#### Instructions to follow:
Look through the listing and locate every line containing the word "Output"; copy those lines.

* * * * *

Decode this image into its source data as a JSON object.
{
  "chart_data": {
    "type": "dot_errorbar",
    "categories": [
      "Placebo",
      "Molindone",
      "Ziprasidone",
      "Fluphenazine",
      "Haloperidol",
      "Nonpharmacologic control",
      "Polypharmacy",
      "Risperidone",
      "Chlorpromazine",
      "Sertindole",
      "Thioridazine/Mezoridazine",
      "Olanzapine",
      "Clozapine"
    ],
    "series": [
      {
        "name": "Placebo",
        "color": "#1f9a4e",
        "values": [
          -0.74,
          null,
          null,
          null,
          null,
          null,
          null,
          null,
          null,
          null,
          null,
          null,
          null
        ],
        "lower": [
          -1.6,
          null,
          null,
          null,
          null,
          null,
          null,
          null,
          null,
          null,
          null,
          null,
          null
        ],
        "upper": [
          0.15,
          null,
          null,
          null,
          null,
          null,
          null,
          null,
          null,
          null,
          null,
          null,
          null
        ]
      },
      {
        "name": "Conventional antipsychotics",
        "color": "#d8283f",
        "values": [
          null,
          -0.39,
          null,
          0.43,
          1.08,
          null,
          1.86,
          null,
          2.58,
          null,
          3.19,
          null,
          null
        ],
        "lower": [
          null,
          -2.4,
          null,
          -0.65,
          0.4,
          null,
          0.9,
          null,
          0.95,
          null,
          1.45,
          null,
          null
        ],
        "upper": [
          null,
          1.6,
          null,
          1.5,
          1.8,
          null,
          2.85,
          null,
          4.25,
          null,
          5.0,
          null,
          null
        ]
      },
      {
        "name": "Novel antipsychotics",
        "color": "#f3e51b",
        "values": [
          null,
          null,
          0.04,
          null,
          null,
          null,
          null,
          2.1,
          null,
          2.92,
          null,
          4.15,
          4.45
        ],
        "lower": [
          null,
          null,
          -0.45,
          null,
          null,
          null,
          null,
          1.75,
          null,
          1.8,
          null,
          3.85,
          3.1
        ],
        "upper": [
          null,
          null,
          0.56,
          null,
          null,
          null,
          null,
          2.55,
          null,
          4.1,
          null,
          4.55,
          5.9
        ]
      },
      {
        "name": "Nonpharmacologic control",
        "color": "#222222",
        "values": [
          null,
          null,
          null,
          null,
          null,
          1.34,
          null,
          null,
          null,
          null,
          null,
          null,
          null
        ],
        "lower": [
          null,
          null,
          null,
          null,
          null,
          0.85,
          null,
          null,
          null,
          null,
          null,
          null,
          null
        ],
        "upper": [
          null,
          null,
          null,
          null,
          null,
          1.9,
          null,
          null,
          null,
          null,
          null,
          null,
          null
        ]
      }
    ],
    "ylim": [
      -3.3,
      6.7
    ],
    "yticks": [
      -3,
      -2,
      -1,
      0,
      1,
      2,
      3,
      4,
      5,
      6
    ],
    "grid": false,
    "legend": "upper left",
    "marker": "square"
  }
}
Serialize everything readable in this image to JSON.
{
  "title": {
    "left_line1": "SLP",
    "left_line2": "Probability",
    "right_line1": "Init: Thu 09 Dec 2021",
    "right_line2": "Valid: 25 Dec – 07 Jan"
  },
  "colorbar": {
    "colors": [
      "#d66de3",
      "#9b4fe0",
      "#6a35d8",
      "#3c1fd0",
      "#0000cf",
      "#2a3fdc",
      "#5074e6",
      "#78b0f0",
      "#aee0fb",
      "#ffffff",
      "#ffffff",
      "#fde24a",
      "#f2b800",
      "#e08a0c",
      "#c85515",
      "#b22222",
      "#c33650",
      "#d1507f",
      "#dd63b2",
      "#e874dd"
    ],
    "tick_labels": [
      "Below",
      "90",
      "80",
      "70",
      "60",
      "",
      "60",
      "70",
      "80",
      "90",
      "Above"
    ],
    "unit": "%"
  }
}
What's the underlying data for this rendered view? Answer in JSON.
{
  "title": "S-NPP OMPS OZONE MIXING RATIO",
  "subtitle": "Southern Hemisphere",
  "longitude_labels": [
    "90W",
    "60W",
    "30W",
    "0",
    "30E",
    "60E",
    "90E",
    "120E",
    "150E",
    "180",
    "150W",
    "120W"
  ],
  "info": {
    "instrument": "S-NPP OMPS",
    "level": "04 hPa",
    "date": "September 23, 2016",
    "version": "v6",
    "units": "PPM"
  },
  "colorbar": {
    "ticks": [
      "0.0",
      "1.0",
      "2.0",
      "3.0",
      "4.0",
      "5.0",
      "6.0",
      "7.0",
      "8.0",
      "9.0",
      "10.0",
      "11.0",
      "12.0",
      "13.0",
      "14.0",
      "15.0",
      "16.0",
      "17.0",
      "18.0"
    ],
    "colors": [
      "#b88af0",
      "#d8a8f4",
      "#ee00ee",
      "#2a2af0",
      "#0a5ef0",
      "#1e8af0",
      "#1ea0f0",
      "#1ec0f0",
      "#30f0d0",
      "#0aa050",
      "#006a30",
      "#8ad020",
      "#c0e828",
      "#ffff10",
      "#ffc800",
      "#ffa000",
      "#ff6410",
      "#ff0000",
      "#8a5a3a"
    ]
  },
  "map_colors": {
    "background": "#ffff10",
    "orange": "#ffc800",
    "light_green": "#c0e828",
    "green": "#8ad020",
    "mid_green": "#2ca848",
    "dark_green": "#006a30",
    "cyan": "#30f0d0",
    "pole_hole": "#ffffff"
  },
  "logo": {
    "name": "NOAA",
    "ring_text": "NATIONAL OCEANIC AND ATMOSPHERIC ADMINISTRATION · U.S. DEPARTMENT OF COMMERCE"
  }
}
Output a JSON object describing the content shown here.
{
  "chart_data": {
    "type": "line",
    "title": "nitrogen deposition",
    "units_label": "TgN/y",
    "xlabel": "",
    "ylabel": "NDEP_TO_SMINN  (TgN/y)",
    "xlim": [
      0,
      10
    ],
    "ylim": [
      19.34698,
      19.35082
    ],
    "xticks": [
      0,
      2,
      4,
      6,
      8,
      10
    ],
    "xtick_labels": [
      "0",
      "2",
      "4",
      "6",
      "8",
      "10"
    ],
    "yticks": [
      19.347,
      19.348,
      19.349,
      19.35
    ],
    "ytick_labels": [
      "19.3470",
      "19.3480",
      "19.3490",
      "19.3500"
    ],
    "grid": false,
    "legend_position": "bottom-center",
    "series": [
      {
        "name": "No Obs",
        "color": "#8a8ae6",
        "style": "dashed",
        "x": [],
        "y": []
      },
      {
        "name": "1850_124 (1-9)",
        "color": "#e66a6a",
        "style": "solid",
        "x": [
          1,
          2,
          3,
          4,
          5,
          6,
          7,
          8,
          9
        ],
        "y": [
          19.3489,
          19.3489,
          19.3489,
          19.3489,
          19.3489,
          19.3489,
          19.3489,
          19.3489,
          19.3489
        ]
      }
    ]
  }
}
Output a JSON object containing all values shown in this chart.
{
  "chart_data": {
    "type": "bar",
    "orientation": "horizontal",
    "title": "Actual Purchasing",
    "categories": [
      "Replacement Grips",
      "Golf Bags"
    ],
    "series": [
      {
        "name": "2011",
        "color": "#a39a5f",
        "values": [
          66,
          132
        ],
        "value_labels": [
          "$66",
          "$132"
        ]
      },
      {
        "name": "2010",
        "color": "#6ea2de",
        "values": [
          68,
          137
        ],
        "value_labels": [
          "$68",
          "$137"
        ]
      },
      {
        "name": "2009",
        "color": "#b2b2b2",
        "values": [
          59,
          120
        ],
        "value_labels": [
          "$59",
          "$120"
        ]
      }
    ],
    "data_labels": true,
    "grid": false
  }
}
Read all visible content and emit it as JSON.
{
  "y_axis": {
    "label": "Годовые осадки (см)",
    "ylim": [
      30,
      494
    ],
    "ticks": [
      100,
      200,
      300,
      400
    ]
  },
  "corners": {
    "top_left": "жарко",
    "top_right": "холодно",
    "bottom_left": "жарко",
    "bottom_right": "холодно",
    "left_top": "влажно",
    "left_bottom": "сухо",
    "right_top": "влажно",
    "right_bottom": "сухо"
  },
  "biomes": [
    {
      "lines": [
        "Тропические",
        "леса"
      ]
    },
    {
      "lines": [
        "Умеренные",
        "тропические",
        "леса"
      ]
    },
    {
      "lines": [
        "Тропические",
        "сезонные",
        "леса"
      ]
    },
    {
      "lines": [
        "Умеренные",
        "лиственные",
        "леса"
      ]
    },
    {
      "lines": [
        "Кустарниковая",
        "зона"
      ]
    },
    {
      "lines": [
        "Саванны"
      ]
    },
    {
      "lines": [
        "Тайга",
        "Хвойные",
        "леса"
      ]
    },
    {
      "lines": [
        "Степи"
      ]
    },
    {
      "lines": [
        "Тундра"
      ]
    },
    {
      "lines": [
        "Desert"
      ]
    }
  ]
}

* * * * *

#### Expected answer:
Output a JSON object describing the content shown here.
Output a JSON object containing all values shown in this chart.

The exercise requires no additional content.